RAW RECORDS
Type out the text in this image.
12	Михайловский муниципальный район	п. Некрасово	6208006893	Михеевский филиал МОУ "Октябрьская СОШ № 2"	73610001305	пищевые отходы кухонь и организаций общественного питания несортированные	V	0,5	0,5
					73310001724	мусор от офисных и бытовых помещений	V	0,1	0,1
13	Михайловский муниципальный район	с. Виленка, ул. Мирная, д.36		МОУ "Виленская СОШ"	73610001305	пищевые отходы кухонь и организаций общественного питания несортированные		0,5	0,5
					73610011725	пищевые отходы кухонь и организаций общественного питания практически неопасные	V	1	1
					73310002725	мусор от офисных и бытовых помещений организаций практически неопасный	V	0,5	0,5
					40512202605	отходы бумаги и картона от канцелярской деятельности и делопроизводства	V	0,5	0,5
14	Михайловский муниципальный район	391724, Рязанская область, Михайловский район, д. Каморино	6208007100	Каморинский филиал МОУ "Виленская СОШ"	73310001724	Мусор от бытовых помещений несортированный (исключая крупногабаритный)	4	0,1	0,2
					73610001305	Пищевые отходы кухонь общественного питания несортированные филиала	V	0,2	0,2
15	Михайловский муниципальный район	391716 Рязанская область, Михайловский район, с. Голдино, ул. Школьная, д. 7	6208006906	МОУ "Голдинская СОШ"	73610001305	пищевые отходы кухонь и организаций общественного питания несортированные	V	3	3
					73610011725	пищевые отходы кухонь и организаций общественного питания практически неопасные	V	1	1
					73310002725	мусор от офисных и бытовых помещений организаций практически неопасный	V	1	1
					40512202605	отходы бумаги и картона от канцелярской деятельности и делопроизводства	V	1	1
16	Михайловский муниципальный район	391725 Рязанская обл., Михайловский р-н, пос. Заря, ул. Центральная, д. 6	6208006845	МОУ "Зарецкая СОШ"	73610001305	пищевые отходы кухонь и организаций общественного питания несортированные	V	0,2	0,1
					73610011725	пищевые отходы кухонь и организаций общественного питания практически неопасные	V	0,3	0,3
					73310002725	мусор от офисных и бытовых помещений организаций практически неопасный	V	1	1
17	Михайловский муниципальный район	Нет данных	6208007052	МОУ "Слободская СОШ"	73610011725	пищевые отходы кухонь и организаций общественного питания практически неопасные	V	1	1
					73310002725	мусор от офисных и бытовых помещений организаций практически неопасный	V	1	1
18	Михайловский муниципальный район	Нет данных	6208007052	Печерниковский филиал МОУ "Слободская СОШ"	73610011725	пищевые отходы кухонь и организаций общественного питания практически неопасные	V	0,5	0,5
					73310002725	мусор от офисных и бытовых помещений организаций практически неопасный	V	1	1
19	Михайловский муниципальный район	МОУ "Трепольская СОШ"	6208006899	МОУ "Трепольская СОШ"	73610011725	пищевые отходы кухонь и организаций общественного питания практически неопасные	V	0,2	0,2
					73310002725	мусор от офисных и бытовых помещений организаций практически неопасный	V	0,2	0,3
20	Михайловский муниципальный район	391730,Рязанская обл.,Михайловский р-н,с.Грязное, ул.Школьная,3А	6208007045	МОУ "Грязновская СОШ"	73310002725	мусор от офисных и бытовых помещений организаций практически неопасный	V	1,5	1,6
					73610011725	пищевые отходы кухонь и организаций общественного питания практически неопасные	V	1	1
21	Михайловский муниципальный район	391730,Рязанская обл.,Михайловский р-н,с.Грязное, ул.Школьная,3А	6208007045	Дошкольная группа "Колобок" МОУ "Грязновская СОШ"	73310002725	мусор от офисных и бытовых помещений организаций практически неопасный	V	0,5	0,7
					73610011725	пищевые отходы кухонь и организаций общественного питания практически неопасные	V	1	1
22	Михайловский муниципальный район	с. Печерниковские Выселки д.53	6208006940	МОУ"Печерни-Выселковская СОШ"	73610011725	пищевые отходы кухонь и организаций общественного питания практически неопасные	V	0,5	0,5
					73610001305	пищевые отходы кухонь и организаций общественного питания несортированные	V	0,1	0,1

TASK REQUIREMENTS
Write out every line exactly as it stands.

ANSWER TO THE EXERCISE
Type out the text in this image.
12	Михайловский муниципальный район	п. Некрасово	6208006893	Михеевский филиал МОУ "Октябрьская СОШ № 2"	73610001305	пищевые отходы кухонь и организаций общественного питания несортированные	V	0,5	0,5
					73310001724	мусор от офисных и бытовых помещений	V	0,1	0,1
13	Михайловский муниципальный район	с. Виленка, ул. Мирная, д.36		МОУ "Виленская СОШ"	73610001305	пищевые отходы кухонь и организаций общественного питания несортированные		0,5	0,5
					73610011725	пищевые отходы кухонь и организаций общественного питания практически неопасные	V	1	1
					73310002725	мусор от офисных и бытовых помещений организаций практически неопасный	V	0,5	0,5
					40512202605	отходы бумаги и картона от канцелярской деятельности и делопроизводства	V	0,5	0,5
14	Михайловский муниципальный район	391724, Рязанская область, Михайловский район, д. Каморино	6208007100	Каморинский филиал МОУ "Виленская СОШ"	73310001724	Мусор от бытовых помещений несортированный (исключая крупногабаритный)	4	0,1	0,2
					73610001305	Пищевые отходы кухонь общественного питания несортированные филиала	V	0,2	0,2
15	Михайловский муниципальный район	391716 Рязанская область, Михайловский район, с. Голдино, ул. Школьная, д. 7	6208006906	МОУ "Голдинская СОШ"	73610001305	пищевые отходы кухонь и организаций общественного питания несортированные	V	3	3
					73610011725	пищевые отходы кухонь и организаций общественного питания практически неопасные	V	1	1
					73310002725	мусор от офисных и бытовых помещений организаций практически неопасный	V	1	1
					40512202605	отходы бумаги и картона от канцелярской деятельности и делопроизводства	V	1	1
16	Михайловский муниципальный район	391725 Рязанская обл., Михайловский р-н, пос. Заря, ул. Центральная, д. 6	6208006845	МОУ "Зарецкая СОШ"	73610001305	пищевые отходы кухонь и организаций общественного питания несортированные	V	0,2	0,1
					73610011725	пищевые отходы кухонь и организаций общественного питания практически неопасные	V	0,3	0,3
					73310002725	мусор от офисных и бытовых помещений организаций практически неопасный	V	1	1
17	Михайловский муниципальный район	Нет данных	6208007052	МОУ "Слободская СОШ"	73610011725	пищевые отходы кухонь и организаций общественного питания практически неопасные	V	1	1
					73310002725	мусор от офисных и бытовых помещений организаций практически неопасный	V	1	1
18	Михайловский муниципальный район	Нет данных	6208007052	Печерниковский филиал МОУ "Слободская СОШ"	73610011725	пищевые отходы кухонь и организаций общественного питания практически неопасные	V	0,5	0,5
					73310002725	мусор от офисных и бытовых помещений организаций практически неопасный	V	1	1
19	Михайловский муниципальный район	МОУ "Трепольская СОШ"	6208006899	МОУ "Трепольская СОШ"	73610011725	пищевые отходы кухонь и организаций общественного питания практически неопасные	V	0,2	0,2
					73310002725	мусор от офисных и бытовых помещений организаций практически неопасный	V	0,2	0,3
20	Михайловский муниципальный район	391730,Рязанская обл.,Михайловский р-н,с.Грязное, ул.Школьная,3А	6208007045	МОУ "Грязновская СОШ"	73310002725	мусор от офисных и бытовых помещений организаций практически неопасный	V	1,5	1,6
					73610011725	пищевые отходы кухонь и организаций общественного питания практически неопасные	V	1	1
21	Михайловский муниципальный район	391730,Рязанская обл.,Михайловский р-н,с.Грязное, ул.Школьная,3А	6208007045	Дошкольная группа "Колобок" МОУ "Грязновская СОШ"	73310002725	мусор от офисных и бытовых помещений организаций практически неопасный	V	0,5	0,7
					73610011725	пищевые отходы кухонь и организаций общественного питания практически неопасные	V	1	1
22	Михайловский муниципальный район	с. Печерниковские Выселки д.53	6208006940	МОУ"Печерни-Выселковская СОШ"	73610011725	пищевые отходы кухонь и организаций общественного питания практически неопасные	V	0,5	0,5
					73610001305	пищевые отходы кухонь и организаций общественного питания несортированные	V	0,1	0,1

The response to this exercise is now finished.